Records contained in a dataset:
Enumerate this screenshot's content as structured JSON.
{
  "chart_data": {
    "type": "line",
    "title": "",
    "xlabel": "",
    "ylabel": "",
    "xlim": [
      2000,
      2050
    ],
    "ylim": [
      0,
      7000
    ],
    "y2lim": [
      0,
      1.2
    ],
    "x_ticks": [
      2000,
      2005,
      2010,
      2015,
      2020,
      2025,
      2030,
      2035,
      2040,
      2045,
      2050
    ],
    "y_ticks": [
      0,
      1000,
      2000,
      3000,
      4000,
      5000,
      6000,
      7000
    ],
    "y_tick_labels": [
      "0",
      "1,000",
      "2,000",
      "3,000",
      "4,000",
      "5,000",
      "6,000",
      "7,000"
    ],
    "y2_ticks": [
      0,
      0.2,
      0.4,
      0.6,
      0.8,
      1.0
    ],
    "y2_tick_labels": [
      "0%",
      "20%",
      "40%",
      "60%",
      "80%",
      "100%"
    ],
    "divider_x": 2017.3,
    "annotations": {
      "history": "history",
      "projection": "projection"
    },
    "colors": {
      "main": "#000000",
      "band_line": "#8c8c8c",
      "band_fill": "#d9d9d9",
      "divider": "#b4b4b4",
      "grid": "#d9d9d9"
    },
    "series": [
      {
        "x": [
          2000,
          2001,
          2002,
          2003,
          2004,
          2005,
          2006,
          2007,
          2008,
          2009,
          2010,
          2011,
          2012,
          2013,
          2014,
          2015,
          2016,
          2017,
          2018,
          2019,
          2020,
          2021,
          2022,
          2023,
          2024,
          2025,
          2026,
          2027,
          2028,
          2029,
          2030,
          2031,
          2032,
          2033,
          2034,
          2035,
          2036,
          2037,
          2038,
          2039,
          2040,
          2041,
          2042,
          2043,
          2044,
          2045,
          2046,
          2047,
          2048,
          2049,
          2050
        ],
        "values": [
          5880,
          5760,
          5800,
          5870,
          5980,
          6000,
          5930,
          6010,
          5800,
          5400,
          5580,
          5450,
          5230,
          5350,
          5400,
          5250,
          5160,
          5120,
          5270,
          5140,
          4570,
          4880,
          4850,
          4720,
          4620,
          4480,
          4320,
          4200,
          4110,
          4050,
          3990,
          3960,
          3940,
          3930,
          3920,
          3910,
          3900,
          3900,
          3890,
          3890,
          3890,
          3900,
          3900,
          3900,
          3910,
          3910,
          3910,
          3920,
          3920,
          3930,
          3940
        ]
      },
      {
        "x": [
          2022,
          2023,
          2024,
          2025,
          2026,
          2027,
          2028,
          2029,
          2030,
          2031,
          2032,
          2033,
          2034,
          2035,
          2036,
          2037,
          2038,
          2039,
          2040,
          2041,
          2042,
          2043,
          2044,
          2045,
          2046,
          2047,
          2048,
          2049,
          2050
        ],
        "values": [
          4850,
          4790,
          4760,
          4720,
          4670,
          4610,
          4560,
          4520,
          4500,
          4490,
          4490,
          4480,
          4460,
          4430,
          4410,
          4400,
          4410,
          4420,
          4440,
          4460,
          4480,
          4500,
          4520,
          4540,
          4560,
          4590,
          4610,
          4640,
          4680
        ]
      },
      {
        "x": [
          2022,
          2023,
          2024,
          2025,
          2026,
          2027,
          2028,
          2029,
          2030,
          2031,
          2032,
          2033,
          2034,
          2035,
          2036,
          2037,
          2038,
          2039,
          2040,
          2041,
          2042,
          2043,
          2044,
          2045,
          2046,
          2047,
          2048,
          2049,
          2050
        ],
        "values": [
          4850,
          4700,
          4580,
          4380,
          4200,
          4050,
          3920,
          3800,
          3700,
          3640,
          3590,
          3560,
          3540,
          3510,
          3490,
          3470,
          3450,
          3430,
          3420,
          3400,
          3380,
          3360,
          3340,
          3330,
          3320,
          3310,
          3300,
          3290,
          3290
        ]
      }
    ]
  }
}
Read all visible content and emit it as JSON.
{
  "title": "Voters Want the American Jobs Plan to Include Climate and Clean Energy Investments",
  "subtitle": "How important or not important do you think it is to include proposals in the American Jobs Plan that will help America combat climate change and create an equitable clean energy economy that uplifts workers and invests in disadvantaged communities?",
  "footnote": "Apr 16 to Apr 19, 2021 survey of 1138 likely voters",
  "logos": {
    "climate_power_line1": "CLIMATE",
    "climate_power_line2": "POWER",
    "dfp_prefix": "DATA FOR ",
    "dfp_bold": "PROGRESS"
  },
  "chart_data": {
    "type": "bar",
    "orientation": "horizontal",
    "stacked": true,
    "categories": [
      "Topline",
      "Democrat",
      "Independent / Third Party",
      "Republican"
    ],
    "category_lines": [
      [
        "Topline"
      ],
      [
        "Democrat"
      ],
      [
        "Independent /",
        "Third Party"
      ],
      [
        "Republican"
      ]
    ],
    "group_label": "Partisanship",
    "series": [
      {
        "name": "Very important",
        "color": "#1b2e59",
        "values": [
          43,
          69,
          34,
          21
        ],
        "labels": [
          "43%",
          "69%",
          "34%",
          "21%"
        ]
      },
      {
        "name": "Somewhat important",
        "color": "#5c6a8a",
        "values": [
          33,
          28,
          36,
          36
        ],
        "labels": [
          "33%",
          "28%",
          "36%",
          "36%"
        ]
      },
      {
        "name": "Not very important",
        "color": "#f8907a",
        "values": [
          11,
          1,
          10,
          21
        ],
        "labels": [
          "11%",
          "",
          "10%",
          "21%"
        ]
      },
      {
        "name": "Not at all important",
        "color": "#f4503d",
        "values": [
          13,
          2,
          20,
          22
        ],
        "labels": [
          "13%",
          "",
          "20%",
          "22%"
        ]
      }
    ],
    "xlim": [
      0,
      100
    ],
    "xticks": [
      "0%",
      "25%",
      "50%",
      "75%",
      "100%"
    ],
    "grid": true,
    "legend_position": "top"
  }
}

Task to complete: List every line above that holds the word "Plan".

Exercise answer:
  "title": "Voters Want the American Jobs Plan to Include Climate and Clean Energy Investments",
  "subtitle": "How important or not important do you think it is to include proposals in the American Jobs Plan that will help America combat climate change and create an equitable clean energy economy that uplifts workers and invests in disadvantaged communities?",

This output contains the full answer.